**TASK REQUIREMENTS:**
Using the listing below, report all lines holding the word "Trend".

**SUPPLIED DATA:**
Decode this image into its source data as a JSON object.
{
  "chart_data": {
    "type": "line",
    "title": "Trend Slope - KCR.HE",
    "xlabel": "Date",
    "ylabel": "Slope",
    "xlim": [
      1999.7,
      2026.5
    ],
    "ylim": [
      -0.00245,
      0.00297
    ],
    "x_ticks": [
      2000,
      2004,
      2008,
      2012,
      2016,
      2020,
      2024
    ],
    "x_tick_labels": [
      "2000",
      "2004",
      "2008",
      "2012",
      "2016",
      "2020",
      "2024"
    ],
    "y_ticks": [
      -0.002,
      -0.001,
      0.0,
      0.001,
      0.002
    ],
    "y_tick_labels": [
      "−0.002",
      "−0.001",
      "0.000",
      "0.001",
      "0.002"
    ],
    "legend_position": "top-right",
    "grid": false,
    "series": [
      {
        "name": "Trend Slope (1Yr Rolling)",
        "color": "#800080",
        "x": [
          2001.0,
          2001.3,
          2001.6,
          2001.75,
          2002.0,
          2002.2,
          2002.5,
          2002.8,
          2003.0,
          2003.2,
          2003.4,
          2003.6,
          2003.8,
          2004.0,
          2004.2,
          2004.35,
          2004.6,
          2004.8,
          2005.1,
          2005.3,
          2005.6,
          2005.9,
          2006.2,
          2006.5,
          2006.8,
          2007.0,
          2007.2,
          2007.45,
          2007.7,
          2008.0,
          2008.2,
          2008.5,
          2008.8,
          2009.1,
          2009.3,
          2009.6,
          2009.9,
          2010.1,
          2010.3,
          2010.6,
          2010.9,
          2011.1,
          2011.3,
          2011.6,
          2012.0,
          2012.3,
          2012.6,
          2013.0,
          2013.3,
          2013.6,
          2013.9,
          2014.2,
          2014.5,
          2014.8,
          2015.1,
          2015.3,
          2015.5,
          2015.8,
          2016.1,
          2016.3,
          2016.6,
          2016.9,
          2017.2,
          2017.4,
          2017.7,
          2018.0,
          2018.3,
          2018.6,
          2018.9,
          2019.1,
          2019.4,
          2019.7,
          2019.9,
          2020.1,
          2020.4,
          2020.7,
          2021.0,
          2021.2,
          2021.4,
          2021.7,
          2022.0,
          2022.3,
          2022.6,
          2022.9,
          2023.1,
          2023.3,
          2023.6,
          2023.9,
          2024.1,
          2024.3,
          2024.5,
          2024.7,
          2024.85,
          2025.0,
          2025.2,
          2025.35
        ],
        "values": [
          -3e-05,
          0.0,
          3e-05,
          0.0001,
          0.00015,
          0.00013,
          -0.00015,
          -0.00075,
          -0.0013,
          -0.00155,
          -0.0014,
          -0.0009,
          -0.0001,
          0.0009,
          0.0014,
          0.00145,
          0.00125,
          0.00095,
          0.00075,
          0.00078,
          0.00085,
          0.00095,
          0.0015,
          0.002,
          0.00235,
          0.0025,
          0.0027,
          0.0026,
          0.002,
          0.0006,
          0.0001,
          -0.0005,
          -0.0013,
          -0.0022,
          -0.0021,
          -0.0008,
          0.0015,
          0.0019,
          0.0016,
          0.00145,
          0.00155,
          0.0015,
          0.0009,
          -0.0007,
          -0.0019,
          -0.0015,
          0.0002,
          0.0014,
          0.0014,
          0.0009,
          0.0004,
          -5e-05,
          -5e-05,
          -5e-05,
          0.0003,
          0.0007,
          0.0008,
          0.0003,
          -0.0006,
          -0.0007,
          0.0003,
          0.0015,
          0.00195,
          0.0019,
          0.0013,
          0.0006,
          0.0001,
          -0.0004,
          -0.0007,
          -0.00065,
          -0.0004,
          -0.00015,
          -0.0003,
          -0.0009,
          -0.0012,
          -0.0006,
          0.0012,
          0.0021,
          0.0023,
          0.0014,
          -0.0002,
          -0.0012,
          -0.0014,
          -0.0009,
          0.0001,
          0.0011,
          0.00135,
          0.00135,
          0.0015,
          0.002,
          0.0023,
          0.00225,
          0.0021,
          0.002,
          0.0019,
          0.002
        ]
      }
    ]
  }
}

**FULL SOLUTION:**
    "title": "Trend Slope - KCR.HE",
        "name": "Trend Slope (1Yr Rolling)",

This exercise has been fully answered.